____ Exercise inputs
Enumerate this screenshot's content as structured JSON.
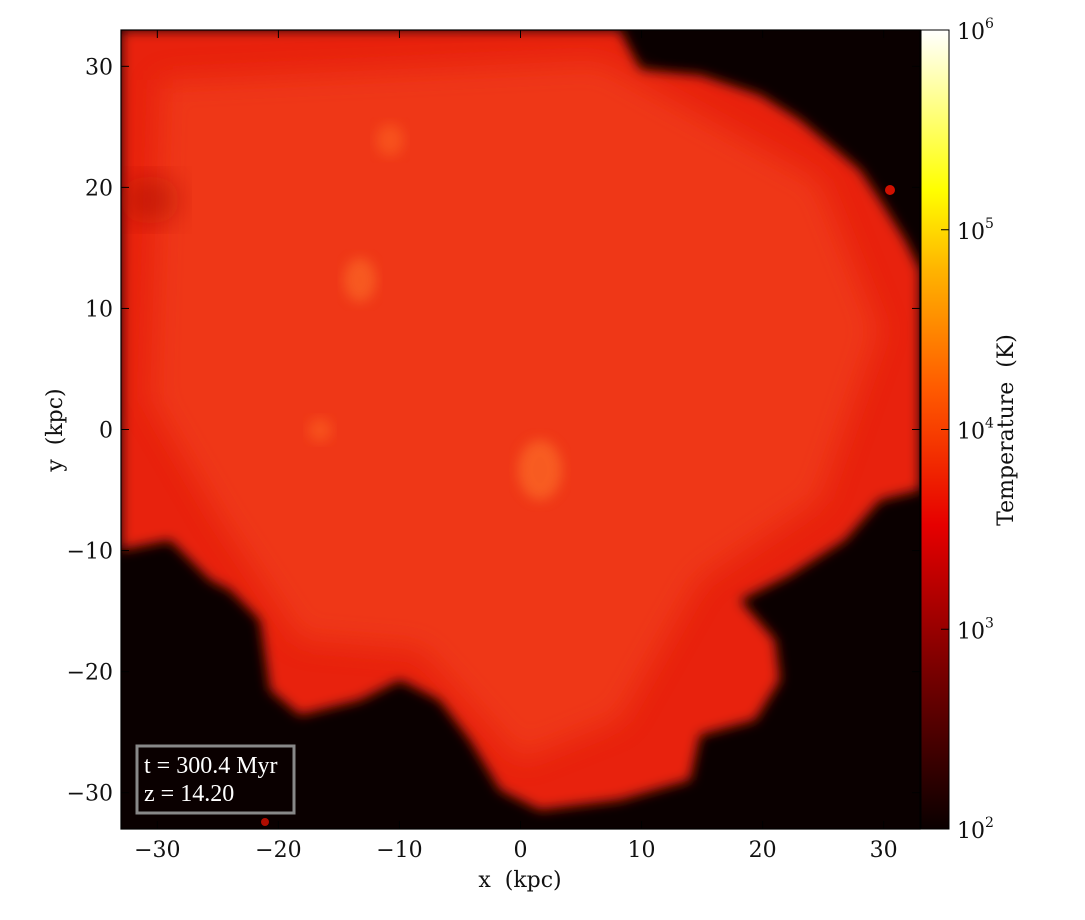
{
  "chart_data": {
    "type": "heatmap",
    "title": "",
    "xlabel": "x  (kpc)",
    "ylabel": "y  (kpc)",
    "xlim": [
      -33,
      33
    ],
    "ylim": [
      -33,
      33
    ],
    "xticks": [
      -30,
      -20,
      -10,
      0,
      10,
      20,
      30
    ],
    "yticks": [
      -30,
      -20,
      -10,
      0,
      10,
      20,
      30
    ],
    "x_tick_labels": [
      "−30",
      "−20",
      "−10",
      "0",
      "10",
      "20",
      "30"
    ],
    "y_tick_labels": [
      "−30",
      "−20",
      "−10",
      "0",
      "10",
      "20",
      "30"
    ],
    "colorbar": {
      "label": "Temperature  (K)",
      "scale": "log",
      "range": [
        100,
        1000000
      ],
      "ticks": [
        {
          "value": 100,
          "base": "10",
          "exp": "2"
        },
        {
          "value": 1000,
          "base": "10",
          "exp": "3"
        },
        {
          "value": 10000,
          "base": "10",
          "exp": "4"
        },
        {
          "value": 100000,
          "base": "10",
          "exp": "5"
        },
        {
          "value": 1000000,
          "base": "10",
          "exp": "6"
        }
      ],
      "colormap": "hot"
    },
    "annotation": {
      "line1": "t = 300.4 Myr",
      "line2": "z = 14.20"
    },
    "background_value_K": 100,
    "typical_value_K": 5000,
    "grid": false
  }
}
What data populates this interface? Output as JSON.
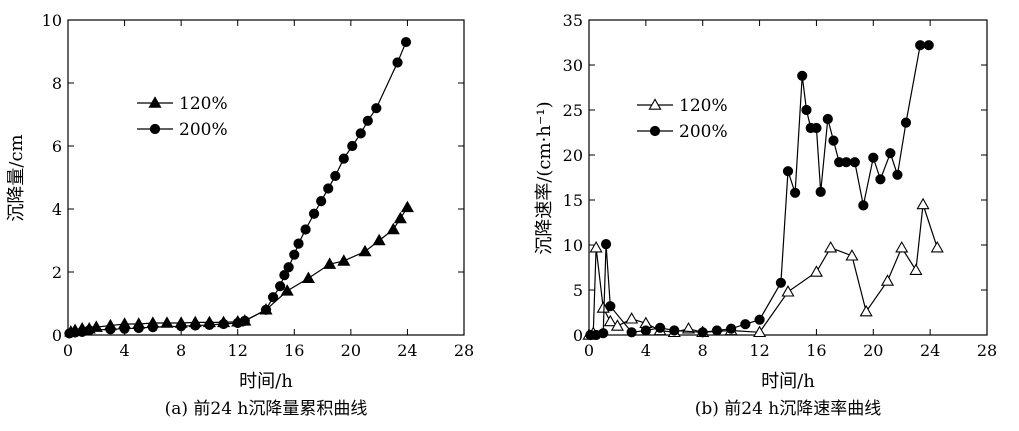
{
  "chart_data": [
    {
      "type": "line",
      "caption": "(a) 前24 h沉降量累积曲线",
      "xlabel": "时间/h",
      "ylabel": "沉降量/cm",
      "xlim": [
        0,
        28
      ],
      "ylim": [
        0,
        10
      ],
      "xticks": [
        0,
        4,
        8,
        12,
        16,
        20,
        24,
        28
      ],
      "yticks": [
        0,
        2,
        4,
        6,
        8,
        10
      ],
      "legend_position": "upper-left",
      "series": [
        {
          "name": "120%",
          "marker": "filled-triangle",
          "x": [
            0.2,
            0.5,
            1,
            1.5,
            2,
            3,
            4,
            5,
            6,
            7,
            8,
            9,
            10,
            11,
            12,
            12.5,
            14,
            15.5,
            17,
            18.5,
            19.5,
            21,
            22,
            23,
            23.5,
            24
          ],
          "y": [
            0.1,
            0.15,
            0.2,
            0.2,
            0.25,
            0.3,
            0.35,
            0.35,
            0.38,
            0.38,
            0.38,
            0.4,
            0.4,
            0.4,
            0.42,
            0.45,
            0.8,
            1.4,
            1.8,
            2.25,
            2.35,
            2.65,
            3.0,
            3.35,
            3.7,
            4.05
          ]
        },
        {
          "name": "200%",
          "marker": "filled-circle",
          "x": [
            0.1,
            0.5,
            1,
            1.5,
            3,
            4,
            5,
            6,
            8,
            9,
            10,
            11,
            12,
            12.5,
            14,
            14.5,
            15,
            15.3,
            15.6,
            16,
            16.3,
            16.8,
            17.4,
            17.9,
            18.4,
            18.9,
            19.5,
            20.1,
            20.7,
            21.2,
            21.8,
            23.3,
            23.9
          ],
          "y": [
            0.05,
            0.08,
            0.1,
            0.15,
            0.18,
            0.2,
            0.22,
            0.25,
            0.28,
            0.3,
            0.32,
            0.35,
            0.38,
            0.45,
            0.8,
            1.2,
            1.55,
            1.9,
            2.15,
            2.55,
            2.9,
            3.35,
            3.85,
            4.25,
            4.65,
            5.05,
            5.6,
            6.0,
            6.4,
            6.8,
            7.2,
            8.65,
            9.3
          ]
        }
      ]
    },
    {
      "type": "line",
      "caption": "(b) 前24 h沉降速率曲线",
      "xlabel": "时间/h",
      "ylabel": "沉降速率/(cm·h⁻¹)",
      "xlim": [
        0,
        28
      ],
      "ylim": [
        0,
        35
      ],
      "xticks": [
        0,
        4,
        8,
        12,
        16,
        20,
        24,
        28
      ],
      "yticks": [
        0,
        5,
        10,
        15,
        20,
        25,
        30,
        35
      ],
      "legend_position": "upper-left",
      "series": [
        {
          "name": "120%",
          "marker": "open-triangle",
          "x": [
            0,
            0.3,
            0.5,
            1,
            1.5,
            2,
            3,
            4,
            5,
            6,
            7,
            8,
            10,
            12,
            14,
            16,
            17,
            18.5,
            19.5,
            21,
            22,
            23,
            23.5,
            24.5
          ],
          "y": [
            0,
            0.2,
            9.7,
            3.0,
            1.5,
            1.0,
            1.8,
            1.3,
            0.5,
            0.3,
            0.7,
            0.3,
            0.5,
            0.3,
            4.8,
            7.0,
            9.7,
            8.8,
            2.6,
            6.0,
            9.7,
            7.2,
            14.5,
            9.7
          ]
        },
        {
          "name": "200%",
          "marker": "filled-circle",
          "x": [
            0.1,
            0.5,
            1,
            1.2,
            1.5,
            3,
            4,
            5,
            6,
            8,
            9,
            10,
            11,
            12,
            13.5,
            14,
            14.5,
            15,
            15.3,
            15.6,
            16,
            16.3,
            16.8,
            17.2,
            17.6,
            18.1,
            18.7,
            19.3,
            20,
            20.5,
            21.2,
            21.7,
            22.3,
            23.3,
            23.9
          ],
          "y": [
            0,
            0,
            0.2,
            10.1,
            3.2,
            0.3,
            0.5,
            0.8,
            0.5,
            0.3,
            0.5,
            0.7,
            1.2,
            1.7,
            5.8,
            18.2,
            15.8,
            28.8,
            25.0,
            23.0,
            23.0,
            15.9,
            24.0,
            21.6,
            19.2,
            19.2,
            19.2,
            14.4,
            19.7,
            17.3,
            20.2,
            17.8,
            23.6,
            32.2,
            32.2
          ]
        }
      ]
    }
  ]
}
________
____ Exercise inputs
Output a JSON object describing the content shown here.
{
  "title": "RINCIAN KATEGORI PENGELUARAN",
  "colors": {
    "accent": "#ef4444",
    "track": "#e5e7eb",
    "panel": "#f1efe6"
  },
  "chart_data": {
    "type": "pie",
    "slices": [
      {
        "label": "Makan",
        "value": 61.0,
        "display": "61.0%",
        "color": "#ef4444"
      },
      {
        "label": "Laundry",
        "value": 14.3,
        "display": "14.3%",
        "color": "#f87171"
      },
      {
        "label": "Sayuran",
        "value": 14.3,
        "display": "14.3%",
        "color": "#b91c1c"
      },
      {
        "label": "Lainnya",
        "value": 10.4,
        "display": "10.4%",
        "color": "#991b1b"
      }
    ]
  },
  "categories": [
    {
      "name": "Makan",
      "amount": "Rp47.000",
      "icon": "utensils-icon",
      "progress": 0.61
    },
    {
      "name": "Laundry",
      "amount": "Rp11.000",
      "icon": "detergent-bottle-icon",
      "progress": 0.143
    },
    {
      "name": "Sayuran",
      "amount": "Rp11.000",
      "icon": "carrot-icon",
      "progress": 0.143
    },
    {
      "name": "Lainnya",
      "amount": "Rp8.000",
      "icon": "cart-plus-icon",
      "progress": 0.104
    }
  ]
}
________
Task prompt: From the material above, gather all lines that include the string "JSON" and copy them.

Answer to the problem:
Enumerate this screenshot's content as structured JSON.
What data populates this interface? Output as JSON.
Output a JSON object describing the content shown here.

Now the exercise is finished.